**What the exercise asks:**
Take the material below and retype it in full; pictures are left out.

Data entries

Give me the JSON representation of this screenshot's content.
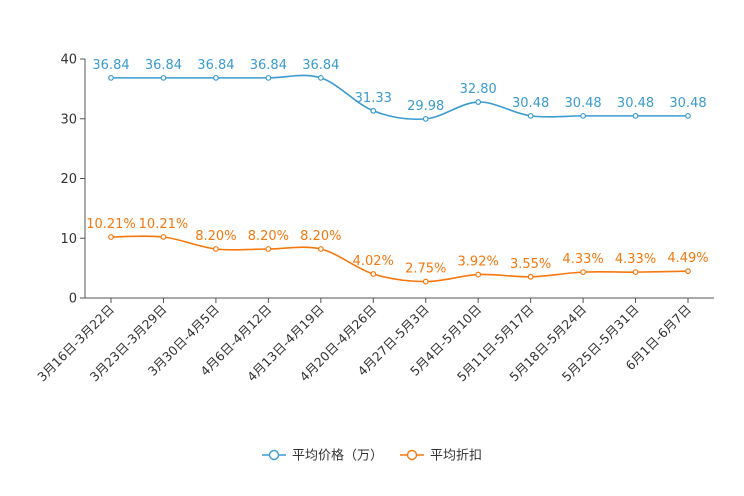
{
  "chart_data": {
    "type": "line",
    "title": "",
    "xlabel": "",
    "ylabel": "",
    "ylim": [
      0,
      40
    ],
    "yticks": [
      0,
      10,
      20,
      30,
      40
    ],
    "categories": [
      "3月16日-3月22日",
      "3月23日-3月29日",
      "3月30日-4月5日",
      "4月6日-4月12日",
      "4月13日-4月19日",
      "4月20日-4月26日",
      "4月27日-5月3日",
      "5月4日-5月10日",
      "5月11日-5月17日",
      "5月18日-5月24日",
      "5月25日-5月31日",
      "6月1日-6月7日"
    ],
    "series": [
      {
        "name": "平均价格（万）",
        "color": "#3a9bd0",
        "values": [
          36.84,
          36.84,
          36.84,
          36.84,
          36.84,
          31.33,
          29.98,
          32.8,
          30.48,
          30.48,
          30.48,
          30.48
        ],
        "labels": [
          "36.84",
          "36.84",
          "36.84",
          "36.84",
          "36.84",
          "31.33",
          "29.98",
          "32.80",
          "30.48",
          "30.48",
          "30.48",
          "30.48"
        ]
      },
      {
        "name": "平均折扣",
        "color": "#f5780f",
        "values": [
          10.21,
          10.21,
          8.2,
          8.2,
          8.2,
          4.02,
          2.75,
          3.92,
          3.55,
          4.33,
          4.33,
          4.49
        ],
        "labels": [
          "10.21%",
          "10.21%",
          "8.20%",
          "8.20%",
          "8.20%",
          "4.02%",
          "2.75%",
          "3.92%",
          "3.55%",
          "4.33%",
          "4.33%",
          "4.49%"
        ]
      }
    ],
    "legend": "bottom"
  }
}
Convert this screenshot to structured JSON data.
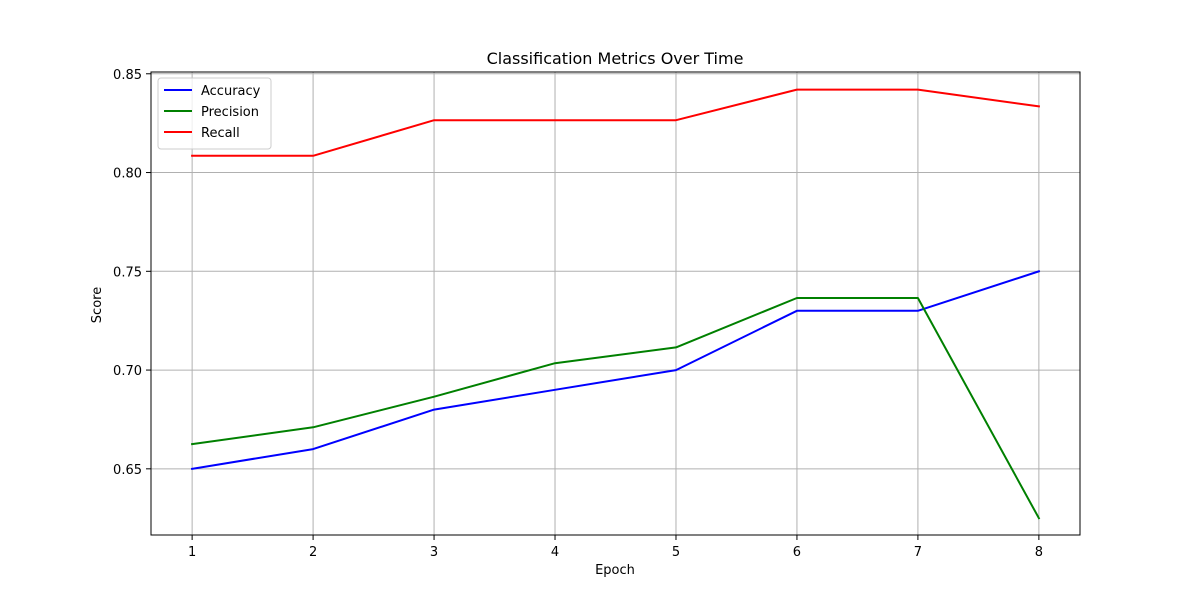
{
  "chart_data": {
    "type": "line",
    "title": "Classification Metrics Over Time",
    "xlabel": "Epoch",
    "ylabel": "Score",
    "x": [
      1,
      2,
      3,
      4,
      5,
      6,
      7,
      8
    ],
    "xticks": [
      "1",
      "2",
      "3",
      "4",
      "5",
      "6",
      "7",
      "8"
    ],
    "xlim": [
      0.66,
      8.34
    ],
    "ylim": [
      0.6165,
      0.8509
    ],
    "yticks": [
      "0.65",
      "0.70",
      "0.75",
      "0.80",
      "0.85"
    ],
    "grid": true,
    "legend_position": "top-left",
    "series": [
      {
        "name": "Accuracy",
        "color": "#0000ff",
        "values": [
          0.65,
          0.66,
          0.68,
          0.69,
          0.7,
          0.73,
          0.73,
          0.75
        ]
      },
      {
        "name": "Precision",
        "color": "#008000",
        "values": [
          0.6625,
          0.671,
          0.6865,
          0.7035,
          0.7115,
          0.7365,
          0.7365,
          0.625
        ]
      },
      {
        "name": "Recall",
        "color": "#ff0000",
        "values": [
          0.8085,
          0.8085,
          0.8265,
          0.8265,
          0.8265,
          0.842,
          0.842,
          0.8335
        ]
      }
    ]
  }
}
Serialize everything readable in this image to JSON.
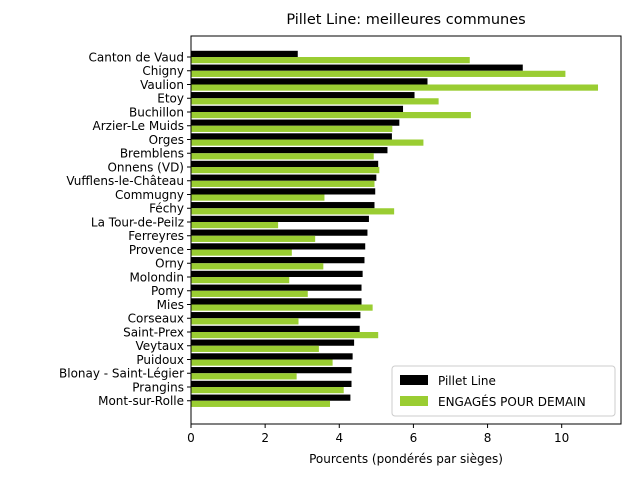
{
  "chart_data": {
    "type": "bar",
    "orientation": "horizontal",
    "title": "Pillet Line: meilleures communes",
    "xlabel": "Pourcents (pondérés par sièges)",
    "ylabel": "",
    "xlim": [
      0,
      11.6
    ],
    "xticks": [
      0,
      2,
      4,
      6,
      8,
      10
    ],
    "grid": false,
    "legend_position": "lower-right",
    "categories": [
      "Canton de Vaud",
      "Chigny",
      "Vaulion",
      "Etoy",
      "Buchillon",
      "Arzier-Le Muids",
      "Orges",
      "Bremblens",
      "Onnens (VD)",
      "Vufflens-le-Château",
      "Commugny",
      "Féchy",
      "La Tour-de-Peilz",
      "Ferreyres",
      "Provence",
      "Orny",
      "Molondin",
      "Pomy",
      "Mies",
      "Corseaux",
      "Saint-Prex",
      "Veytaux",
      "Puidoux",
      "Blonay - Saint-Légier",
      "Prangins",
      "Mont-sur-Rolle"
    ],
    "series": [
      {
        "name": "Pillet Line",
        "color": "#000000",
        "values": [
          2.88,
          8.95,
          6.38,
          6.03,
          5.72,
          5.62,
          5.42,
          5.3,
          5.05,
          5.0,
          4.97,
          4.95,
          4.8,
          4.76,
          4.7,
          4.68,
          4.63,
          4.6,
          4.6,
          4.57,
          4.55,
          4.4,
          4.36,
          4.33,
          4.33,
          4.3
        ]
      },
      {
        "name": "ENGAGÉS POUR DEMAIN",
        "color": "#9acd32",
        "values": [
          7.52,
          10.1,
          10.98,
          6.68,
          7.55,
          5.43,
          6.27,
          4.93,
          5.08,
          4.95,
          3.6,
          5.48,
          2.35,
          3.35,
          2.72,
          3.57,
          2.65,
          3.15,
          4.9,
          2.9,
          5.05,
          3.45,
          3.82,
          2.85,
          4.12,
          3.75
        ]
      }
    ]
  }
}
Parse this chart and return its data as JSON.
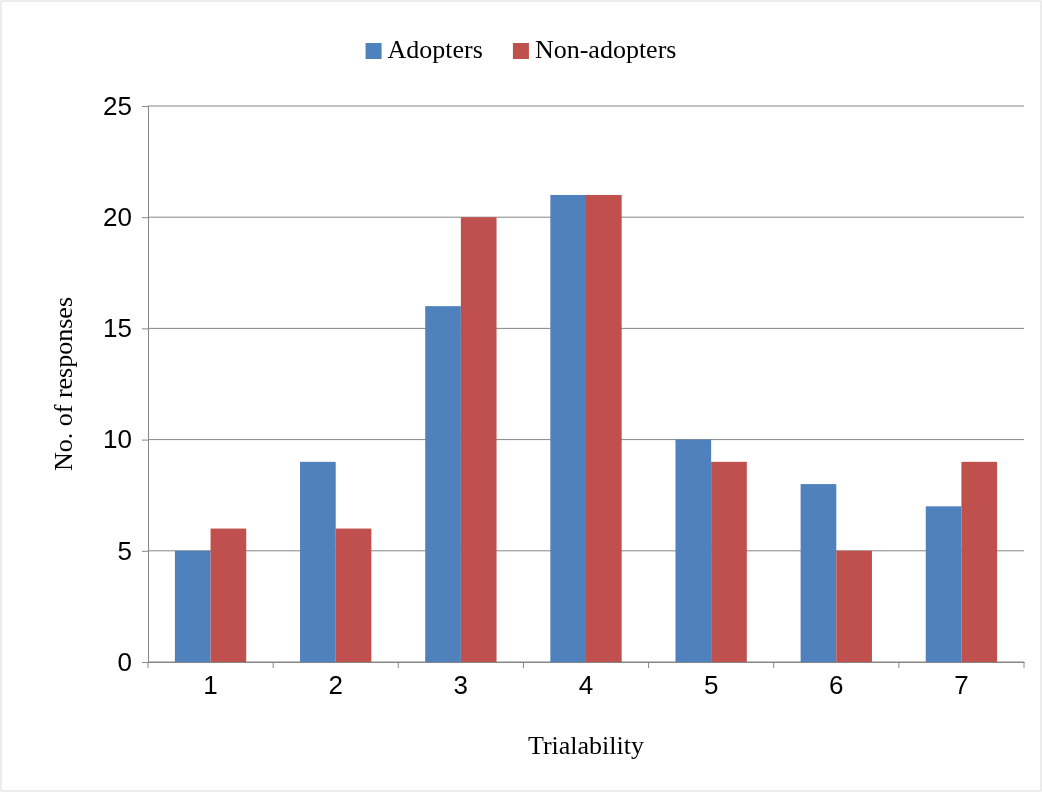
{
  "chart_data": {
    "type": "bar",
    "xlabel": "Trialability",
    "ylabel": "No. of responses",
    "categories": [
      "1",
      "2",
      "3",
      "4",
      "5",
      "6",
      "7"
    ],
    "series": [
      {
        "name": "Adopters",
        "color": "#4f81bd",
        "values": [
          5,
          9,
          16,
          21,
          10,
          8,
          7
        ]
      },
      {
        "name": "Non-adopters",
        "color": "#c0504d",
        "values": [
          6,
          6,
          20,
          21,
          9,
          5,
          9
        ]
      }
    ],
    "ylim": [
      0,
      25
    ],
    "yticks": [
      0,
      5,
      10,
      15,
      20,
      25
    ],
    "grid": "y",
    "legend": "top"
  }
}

**Solution for this problem:**
Give me the JSON representation of this screenshot's content.
{
  "chart_data": {
    "type": "line",
    "title": "",
    "xlabel": "",
    "ylabel": "",
    "ylim": [
      0,
      40
    ],
    "yticks": [
      0,
      10,
      20,
      30,
      40
    ],
    "categories": [
      "3月16日-3月22日",
      "3月23日-3月29日",
      "3月30日-4月5日",
      "4月6日-4月12日",
      "4月13日-4月19日",
      "4月20日-4月26日",
      "4月27日-5月3日",
      "5月4日-5月10日",
      "5月11日-5月17日",
      "5月18日-5月24日",
      "5月25日-5月31日",
      "6月1日-6月7日"
    ],
    "series": [
      {
        "name": "平均价格（万）",
        "color": "#3a9bd0",
        "values": [
          36.84,
          36.84,
          36.84,
          36.84,
          36.84,
          31.33,
          29.98,
          32.8,
          30.48,
          30.48,
          30.48,
          30.48
        ],
        "labels": [
          "36.84",
          "36.84",
          "36.84",
          "36.84",
          "36.84",
          "31.33",
          "29.98",
          "32.80",
          "30.48",
          "30.48",
          "30.48",
          "30.48"
        ]
      },
      {
        "name": "平均折扣",
        "color": "#f5780f",
        "values": [
          10.21,
          10.21,
          8.2,
          8.2,
          8.2,
          4.02,
          2.75,
          3.92,
          3.55,
          4.33,
          4.33,
          4.49
        ],
        "labels": [
          "10.21%",
          "10.21%",
          "8.20%",
          "8.20%",
          "8.20%",
          "4.02%",
          "2.75%",
          "3.92%",
          "3.55%",
          "4.33%",
          "4.33%",
          "4.49%"
        ]
      }
    ],
    "legend": "bottom"
  }
}
Convert this screenshot to structured JSON data.
{
  "chart_data": {
    "type": "line",
    "title": "Classification Metrics Over Time",
    "xlabel": "Epoch",
    "ylabel": "Score",
    "x": [
      1,
      2,
      3,
      4,
      5,
      6,
      7,
      8
    ],
    "xticks": [
      "1",
      "2",
      "3",
      "4",
      "5",
      "6",
      "7",
      "8"
    ],
    "xlim": [
      0.66,
      8.34
    ],
    "ylim": [
      0.6165,
      0.8509
    ],
    "yticks": [
      "0.65",
      "0.70",
      "0.75",
      "0.80",
      "0.85"
    ],
    "grid": true,
    "legend_position": "top-left",
    "series": [
      {
        "name": "Accuracy",
        "color": "#0000ff",
        "values": [
          0.65,
          0.66,
          0.68,
          0.69,
          0.7,
          0.73,
          0.73,
          0.75
        ]
      },
      {
        "name": "Precision",
        "color": "#008000",
        "values": [
          0.6625,
          0.671,
          0.6865,
          0.7035,
          0.7115,
          0.7365,
          0.7365,
          0.625
        ]
      },
      {
        "name": "Recall",
        "color": "#ff0000",
        "values": [
          0.8085,
          0.8085,
          0.8265,
          0.8265,
          0.8265,
          0.842,
          0.842,
          0.8335
        ]
      }
    ]
  }
}
Serialize everything readable in this image to JSON.
{
  "chart_data": {
    "type": "bar",
    "orientation": "horizontal",
    "title": "Pillet Line: meilleures communes",
    "xlabel": "Pourcents (pondérés par sièges)",
    "ylabel": "",
    "xlim": [
      0,
      11.6
    ],
    "xticks": [
      0,
      2,
      4,
      6,
      8,
      10
    ],
    "grid": false,
    "legend_position": "lower-right",
    "categories": [
      "Canton de Vaud",
      "Chigny",
      "Vaulion",
      "Etoy",
      "Buchillon",
      "Arzier-Le Muids",
      "Orges",
      "Bremblens",
      "Onnens (VD)",
      "Vufflens-le-Château",
      "Commugny",
      "Féchy",
      "La Tour-de-Peilz",
      "Ferreyres",
      "Provence",
      "Orny",
      "Molondin",
      "Pomy",
      "Mies",
      "Corseaux",
      "Saint-Prex",
      "Veytaux",
      "Puidoux",
      "Blonay - Saint-Légier",
      "Prangins",
      "Mont-sur-Rolle"
    ],
    "series": [
      {
        "name": "Pillet Line",
        "color": "#000000",
        "values": [
          2.88,
          8.95,
          6.38,
          6.03,
          5.72,
          5.62,
          5.42,
          5.3,
          5.05,
          5.0,
          4.97,
          4.95,
          4.8,
          4.76,
          4.7,
          4.68,
          4.63,
          4.6,
          4.6,
          4.57,
          4.55,
          4.4,
          4.36,
          4.33,
          4.33,
          4.3
        ]
      },
      {
        "name": "ENGAGÉS POUR DEMAIN",
        "color": "#9acd32",
        "values": [
          7.52,
          10.1,
          10.98,
          6.68,
          7.55,
          5.43,
          6.27,
          4.93,
          5.08,
          4.95,
          3.6,
          5.48,
          2.35,
          3.35,
          2.72,
          3.57,
          2.65,
          3.15,
          4.9,
          2.9,
          5.05,
          3.45,
          3.82,
          2.85,
          4.12,
          3.75
        ]
      }
    ]
  }
}
Parse this chart and return its data as JSON.
{
  "chart_data": {
    "type": "bar",
    "xlabel": "Trialability",
    "ylabel": "No. of responses",
    "categories": [
      "1",
      "2",
      "3",
      "4",
      "5",
      "6",
      "7"
    ],
    "series": [
      {
        "name": "Adopters",
        "color": "#4f81bd",
        "values": [
          5,
          9,
          16,
          21,
          10,
          8,
          7
        ]
      },
      {
        "name": "Non-adopters",
        "color": "#c0504d",
        "values": [
          6,
          6,
          20,
          21,
          9,
          5,
          9
        ]
      }
    ],
    "ylim": [
      0,
      25
    ],
    "yticks": [
      0,
      5,
      10,
      15,
      20,
      25
    ],
    "grid": "y",
    "legend": "top"
  }
}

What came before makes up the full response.